**Instruction**. Copy each line below that includes "struggling".

**Provided data**.
========================================

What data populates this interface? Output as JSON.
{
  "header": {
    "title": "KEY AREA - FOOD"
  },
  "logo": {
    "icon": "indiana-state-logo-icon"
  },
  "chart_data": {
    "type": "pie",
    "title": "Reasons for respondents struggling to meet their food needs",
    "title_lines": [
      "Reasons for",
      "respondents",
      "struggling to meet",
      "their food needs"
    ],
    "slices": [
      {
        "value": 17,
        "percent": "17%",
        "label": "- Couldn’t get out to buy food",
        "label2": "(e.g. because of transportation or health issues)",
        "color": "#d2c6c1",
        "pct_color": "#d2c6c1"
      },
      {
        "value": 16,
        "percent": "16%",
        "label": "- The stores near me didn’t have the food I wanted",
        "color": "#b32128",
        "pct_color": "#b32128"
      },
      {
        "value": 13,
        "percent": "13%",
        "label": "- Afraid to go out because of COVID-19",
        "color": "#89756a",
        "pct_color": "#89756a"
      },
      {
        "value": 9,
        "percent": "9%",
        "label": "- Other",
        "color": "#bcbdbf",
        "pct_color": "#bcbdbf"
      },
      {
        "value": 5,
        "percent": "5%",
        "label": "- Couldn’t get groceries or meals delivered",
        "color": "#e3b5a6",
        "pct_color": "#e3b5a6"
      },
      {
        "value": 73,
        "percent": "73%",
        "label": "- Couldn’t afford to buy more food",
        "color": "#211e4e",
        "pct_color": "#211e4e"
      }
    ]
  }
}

========================================

**Finished exercise**.
    "title": "Reasons for respondents struggling to meet their food needs",
      "struggling to meet",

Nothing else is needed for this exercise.